■ Text provided
━━━━━━━━━━━━━━━━

Choosing a Pregnancy Practitioner
Midwives: The 'Girlfriend' Approach continued...
Nurse-midwives generally rely on less invasive methods of pain
relief and labor management than obstetricians. They use about 12% fewer
interventions, such as episiotomies, epidurals, and electronic fetal
monitoring, and their rate for cesarean sections was 8.8%, compared with 13.6%
for obstetricians, according to a recent study. Midwives also encourage couples
to make birthing plans, provide more hands-on care during labor, such as
massage, and teach women "that birth can be gentle, quiet, and
respectful," says Jan Kriebs, a certified nurse-midwife who practices with
physicians at University of Maryland Medical System in Baltimore. "It's the
woman's job to give birth and ours to support her."
Births by certified nurse-midwives also are considered safe for
most women. A nurse-midwife's limitations vary depending on experience, place
of practice, and arrangement with the consulting physician, but they generally
won't accept women with significant health problems such as heart disease or
insulin-dependent diabetes, and they don't normally handle multiple births
beyond twins. They also cannot administer anesthesia or perform surgeries, but
they do monitor patients carefully throughout pregnancy and childbirth, and
will consult with or refer patients to a physician if they need an epidural,
C-section, or other special medical care. A recent study of birth-certificate
data showed that infant mortality and low birth weights were about one-third
less common with nurse-midwives after adjusting for risk.

━━━━━━━━━━━━━━━━

■ Data

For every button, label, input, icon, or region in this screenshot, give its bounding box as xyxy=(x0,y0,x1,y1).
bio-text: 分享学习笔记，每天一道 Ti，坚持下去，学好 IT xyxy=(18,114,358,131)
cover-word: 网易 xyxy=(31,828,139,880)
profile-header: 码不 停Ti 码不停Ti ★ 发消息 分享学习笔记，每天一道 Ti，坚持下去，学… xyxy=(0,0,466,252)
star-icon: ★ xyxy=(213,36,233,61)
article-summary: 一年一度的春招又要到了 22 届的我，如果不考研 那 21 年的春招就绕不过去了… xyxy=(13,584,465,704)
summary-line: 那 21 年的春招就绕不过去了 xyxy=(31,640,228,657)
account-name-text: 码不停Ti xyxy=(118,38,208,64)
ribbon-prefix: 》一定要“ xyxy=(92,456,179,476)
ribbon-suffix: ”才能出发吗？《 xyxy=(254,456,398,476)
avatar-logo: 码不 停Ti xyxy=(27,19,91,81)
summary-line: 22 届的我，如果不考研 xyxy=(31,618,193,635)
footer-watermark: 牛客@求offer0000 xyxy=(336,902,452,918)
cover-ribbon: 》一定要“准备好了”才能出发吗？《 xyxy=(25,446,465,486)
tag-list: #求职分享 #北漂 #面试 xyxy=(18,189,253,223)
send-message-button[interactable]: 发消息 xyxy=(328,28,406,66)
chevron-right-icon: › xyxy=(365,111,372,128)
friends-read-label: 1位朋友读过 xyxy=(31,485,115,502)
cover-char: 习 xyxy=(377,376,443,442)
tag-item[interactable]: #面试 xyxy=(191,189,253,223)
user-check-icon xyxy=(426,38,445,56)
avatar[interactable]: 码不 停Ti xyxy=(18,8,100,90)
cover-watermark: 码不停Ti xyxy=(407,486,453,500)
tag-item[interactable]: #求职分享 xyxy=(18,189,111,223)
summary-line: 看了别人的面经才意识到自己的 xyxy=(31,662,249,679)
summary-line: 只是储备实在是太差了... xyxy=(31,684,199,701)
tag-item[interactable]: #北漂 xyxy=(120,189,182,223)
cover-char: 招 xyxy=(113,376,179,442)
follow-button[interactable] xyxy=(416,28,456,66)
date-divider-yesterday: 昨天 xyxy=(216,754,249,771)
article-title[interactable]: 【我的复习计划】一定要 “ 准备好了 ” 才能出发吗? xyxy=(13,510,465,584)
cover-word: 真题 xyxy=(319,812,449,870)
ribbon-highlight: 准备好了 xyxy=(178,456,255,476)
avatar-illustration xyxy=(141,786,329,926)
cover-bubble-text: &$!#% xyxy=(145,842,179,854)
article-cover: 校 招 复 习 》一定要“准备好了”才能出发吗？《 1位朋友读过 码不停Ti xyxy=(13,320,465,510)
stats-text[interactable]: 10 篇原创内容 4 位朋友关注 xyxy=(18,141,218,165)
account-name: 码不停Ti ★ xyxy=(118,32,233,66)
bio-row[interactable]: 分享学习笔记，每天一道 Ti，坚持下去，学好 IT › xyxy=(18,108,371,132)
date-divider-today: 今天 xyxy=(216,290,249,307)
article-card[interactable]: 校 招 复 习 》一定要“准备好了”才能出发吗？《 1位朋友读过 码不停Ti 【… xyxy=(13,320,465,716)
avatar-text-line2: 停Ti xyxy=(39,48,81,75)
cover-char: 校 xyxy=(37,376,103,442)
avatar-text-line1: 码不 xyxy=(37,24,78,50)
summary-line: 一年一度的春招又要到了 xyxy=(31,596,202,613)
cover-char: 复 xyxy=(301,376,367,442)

━━━━━━━━━━━━━━━━

■ Problem to solve
Extend the article on choosing a pregnancy practitioner with a few more paragraphs that pick up after its last sentence about nurse-midwives.

■ Task answer
Family Physicians: Beyond the Pregnancy
They say the best way to find out about a doctor who delivers
babies is to talk to the delivery-room nurses, so when Laurette Platt, 38, a
labor, delivery, and emergency nurse in Fillmore, Utah, got pregnant, you could
say she was the horse's mouth. In fact, that's how she chose Brent Jackson, MD,
her own family physician, to deliver her fourth child, even though she had used
an obstetrician for her other children before moving to the small town. She
chose Jackson despite warnings from her last doctor to stick with an
obstetrician because she had hemorrhaged during her last delivery. The closest
obstetrician was 90 miles away.
"I'd sort of been brainwashed in nursing school and from my
previous pregnancy experience that I had to use an ob-gyn. But I had worked
with Jackson. I knew his skill. He's as skilled as any ob-gyn I've ever worked
with. And I saw how he good he was with his patients. He was willing to try
anything I wanted as long as it was safe for mother and baby. I requested not
to have an episiotomy (which is a cut made below the vagina to widen the
opening during delivery), and he didn't give me one."